#### Problem
Write the material out again exactly as it stands.
--- Start Entries provided ---
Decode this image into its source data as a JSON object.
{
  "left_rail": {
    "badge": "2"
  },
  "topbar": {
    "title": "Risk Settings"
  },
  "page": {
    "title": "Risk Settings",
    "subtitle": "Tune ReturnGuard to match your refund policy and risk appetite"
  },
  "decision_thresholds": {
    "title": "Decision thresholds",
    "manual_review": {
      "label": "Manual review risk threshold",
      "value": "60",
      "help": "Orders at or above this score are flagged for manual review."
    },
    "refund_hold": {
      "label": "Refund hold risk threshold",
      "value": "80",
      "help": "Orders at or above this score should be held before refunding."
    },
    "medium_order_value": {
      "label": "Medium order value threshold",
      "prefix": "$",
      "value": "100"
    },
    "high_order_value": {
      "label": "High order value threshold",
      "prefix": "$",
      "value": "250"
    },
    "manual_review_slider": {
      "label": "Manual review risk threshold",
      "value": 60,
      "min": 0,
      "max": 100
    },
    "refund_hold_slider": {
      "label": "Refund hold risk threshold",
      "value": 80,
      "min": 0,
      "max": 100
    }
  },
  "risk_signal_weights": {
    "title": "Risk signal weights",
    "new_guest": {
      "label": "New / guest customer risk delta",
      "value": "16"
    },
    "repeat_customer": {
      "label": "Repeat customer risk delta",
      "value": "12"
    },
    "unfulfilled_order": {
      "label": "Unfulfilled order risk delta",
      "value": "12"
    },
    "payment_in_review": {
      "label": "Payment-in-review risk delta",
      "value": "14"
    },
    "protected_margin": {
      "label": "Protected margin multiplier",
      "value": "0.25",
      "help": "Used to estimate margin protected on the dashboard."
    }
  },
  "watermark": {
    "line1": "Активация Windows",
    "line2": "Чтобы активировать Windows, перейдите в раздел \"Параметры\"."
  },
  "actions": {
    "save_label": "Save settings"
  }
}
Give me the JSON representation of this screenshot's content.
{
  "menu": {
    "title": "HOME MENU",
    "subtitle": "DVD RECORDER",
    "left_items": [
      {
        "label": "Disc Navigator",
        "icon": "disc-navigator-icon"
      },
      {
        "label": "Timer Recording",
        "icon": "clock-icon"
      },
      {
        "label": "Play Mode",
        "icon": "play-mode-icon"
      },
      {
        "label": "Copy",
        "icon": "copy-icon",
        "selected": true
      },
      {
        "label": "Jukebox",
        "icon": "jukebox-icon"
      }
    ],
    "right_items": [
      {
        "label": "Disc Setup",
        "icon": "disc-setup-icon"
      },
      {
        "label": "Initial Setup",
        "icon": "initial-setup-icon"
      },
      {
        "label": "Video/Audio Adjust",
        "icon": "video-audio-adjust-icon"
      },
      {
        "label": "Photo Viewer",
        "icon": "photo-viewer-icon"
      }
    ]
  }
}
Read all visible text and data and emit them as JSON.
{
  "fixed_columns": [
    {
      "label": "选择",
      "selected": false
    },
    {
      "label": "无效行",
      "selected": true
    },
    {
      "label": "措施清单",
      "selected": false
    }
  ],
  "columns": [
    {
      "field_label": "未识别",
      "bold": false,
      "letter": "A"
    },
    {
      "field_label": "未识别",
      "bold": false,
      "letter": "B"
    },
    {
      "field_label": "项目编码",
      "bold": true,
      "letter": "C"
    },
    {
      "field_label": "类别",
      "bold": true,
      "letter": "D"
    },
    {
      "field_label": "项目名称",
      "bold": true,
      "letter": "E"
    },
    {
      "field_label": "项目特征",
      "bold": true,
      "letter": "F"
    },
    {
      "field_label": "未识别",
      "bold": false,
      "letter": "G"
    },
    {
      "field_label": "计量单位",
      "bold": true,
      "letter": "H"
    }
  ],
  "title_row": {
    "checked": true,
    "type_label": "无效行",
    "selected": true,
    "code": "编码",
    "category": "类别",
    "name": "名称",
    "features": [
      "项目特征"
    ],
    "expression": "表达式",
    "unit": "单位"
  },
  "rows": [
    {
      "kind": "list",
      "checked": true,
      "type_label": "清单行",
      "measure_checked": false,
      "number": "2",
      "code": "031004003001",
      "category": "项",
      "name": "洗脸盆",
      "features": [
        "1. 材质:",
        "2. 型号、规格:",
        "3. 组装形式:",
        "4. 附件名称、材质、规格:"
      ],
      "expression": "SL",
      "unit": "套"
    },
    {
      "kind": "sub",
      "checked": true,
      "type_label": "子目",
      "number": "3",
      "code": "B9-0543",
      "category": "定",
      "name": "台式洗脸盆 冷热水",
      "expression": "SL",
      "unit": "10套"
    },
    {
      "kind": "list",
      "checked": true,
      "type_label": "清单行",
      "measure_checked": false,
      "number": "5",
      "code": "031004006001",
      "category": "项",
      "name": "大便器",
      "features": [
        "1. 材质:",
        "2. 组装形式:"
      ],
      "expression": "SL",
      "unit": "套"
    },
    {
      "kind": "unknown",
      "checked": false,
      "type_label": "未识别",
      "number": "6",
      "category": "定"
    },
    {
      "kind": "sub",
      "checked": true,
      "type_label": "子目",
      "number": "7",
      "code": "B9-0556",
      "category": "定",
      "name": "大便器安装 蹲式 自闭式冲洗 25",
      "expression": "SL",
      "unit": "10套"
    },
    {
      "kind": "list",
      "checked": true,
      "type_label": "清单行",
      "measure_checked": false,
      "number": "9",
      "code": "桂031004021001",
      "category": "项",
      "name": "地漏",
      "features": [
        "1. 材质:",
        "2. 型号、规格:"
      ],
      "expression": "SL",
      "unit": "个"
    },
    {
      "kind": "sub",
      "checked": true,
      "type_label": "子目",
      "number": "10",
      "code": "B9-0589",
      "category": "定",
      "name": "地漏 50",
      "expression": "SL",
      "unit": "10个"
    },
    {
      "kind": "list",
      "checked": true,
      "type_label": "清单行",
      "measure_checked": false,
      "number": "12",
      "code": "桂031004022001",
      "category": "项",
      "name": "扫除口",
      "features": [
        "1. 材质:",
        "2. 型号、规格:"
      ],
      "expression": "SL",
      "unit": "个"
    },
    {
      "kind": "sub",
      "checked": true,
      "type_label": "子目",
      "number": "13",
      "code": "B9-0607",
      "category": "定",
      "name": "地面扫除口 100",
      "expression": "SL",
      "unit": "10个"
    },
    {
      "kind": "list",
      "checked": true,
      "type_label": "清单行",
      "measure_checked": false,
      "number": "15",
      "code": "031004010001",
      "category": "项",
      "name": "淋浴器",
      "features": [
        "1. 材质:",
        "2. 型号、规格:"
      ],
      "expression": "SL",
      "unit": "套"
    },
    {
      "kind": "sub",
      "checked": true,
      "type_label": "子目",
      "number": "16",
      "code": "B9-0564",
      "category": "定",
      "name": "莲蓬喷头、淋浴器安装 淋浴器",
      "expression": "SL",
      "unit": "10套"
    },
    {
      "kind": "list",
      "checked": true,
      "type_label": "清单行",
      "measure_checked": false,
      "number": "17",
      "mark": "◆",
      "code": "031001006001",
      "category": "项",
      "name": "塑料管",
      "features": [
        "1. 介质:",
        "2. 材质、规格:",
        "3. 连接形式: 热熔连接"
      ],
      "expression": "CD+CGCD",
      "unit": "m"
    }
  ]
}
--- End Entries provided ---
#### Output
Decode this image into its source data as a JSON object.
{
  "left_rail": {
    "badge": "2"
  },
  "topbar": {
    "title": "Risk Settings"
  },
  "page": {
    "title": "Risk Settings",
    "subtitle": "Tune ReturnGuard to match your refund policy and risk appetite"
  },
  "decision_thresholds": {
    "title": "Decision thresholds",
    "manual_review": {
      "label": "Manual review risk threshold",
      "value": "60",
      "help": "Orders at or above this score are flagged for manual review."
    },
    "refund_hold": {
      "label": "Refund hold risk threshold",
      "value": "80",
      "help": "Orders at or above this score should be held before refunding."
    },
    "medium_order_value": {
      "label": "Medium order value threshold",
      "prefix": "$",
      "value": "100"
    },
    "high_order_value": {
      "label": "High order value threshold",
      "prefix": "$",
      "value": "250"
    },
    "manual_review_slider": {
      "label": "Manual review risk threshold",
      "value": 60,
      "min": 0,
      "max": 100
    },
    "refund_hold_slider": {
      "label": "Refund hold risk threshold",
      "value": 80,
      "min": 0,
      "max": 100
    }
  },
  "risk_signal_weights": {
    "title": "Risk signal weights",
    "new_guest": {
      "label": "New / guest customer risk delta",
      "value": "16"
    },
    "repeat_customer": {
      "label": "Repeat customer risk delta",
      "value": "12"
    },
    "unfulfilled_order": {
      "label": "Unfulfilled order risk delta",
      "value": "12"
    },
    "payment_in_review": {
      "label": "Payment-in-review risk delta",
      "value": "14"
    },
    "protected_margin": {
      "label": "Protected margin multiplier",
      "value": "0.25",
      "help": "Used to estimate margin protected on the dashboard."
    }
  },
  "watermark": {
    "line1": "Активация Windows",
    "line2": "Чтобы активировать Windows, перейдите в раздел \"Параметры\"."
  },
  "actions": {
    "save_label": "Save settings"
  }
}
Give me the JSON representation of this screenshot's content.
{
  "menu": {
    "title": "HOME MENU",
    "subtitle": "DVD RECORDER",
    "left_items": [
      {
        "label": "Disc Navigator",
        "icon": "disc-navigator-icon"
      },
      {
        "label": "Timer Recording",
        "icon": "clock-icon"
      },
      {
        "label": "Play Mode",
        "icon": "play-mode-icon"
      },
      {
        "label": "Copy",
        "icon": "copy-icon",
        "selected": true
      },
      {
        "label": "Jukebox",
        "icon": "jukebox-icon"
      }
    ],
    "right_items": [
      {
        "label": "Disc Setup",
        "icon": "disc-setup-icon"
      },
      {
        "label": "Initial Setup",
        "icon": "initial-setup-icon"
      },
      {
        "label": "Video/Audio Adjust",
        "icon": "video-audio-adjust-icon"
      },
      {
        "label": "Photo Viewer",
        "icon": "photo-viewer-icon"
      }
    ]
  }
}
Read all visible text and data and emit them as JSON.
{
  "fixed_columns": [
    {
      "label": "选择",
      "selected": false
    },
    {
      "label": "无效行",
      "selected": true
    },
    {
      "label": "措施清单",
      "selected": false
    }
  ],
  "columns": [
    {
      "field_label": "未识别",
      "bold": false,
      "letter": "A"
    },
    {
      "field_label": "未识别",
      "bold": false,
      "letter": "B"
    },
    {
      "field_label": "项目编码",
      "bold": true,
      "letter": "C"
    },
    {
      "field_label": "类别",
      "bold": true,
      "letter": "D"
    },
    {
      "field_label": "项目名称",
      "bold": true,
      "letter": "E"
    },
    {
      "field_label": "项目特征",
      "bold": true,
      "letter": "F"
    },
    {
      "field_label": "未识别",
      "bold": false,
      "letter": "G"
    },
    {
      "field_label": "计量单位",
      "bold": true,
      "letter": "H"
    }
  ],
  "title_row": {
    "checked": true,
    "type_label": "无效行",
    "selected": true,
    "code": "编码",
    "category": "类别",
    "name": "名称",
    "features": [
      "项目特征"
    ],
    "expression": "表达式",
    "unit": "单位"
  },
  "rows": [
    {
      "kind": "list",
      "checked": true,
      "type_label": "清单行",
      "measure_checked": false,
      "number": "2",
      "code": "031004003001",
      "category": "项",
      "name": "洗脸盆",
      "features": [
        "1. 材质:",
        "2. 型号、规格:",
        "3. 组装形式:",
        "4. 附件名称、材质、规格:"
      ],
      "expression": "SL",
      "unit": "套"
    },
    {
      "kind": "sub",
      "checked": true,
      "type_label": "子目",
      "number": "3",
      "code": "B9-0543",
      "category": "定",
      "name": "台式洗脸盆 冷热水",
      "expression": "SL",
      "unit": "10套"
    },
    {
      "kind": "list",
      "checked": true,
      "type_label": "清单行",
      "measure_checked": false,
      "number": "5",
      "code": "031004006001",
      "category": "项",
      "name": "大便器",
      "features": [
        "1. 材质:",
        "2. 组装形式:"
      ],
      "expression": "SL",
      "unit": "套"
    },
    {
      "kind": "unknown",
      "checked": false,
      "type_label": "未识别",
      "number": "6",
      "category": "定"
    },
    {
      "kind": "sub",
      "checked": true,
      "type_label": "子目",
      "number": "7",
      "code": "B9-0556",
      "category": "定",
      "name": "大便器安装 蹲式 自闭式冲洗 25",
      "expression": "SL",
      "unit": "10套"
    },
    {
      "kind": "list",
      "checked": true,
      "type_label": "清单行",
      "measure_checked": false,
      "number": "9",
      "code": "桂031004021001",
      "category": "项",
      "name": "地漏",
      "features": [
        "1. 材质:",
        "2. 型号、规格:"
      ],
      "expression": "SL",
      "unit": "个"
    },
    {
      "kind": "sub",
      "checked": true,
      "type_label": "子目",
      "number": "10",
      "code": "B9-0589",
      "category": "定",
      "name": "地漏 50",
      "expression": "SL",
      "unit": "10个"
    },
    {
      "kind": "list",
      "checked": true,
      "type_label": "清单行",
      "measure_checked": false,
      "number": "12",
      "code": "桂031004022001",
      "category": "项",
      "name": "扫除口",
      "features": [
        "1. 材质:",
        "2. 型号、规格:"
      ],
      "expression": "SL",
      "unit": "个"
    },
    {
      "kind": "sub",
      "checked": true,
      "type_label": "子目",
      "number": "13",
      "code": "B9-0607",
      "category": "定",
      "name": "地面扫除口 100",
      "expression": "SL",
      "unit": "10个"
    },
    {
      "kind": "list",
      "checked": true,
      "type_label": "清单行",
      "measure_checked": false,
      "number": "15",
      "code": "031004010001",
      "category": "项",
      "name": "淋浴器",
      "features": [
        "1. 材质:",
        "2. 型号、规格:"
      ],
      "expression": "SL",
      "unit": "套"
    },
    {
      "kind": "sub",
      "checked": true,
      "type_label": "子目",
      "number": "16",
      "code": "B9-0564",
      "category": "定",
      "name": "莲蓬喷头、淋浴器安装 淋浴器",
      "expression": "SL",
      "unit": "10套"
    },
    {
      "kind": "list",
      "checked": true,
      "type_label": "清单行",
      "measure_checked": false,
      "number": "17",
      "mark": "◆",
      "code": "031001006001",
      "category": "项",
      "name": "塑料管",
      "features": [
        "1. 介质:",
        "2. 材质、规格:",
        "3. 连接形式: 热熔连接"
      ],
      "expression": "CD+CGCD",
      "unit": "m"
    }
  ]
}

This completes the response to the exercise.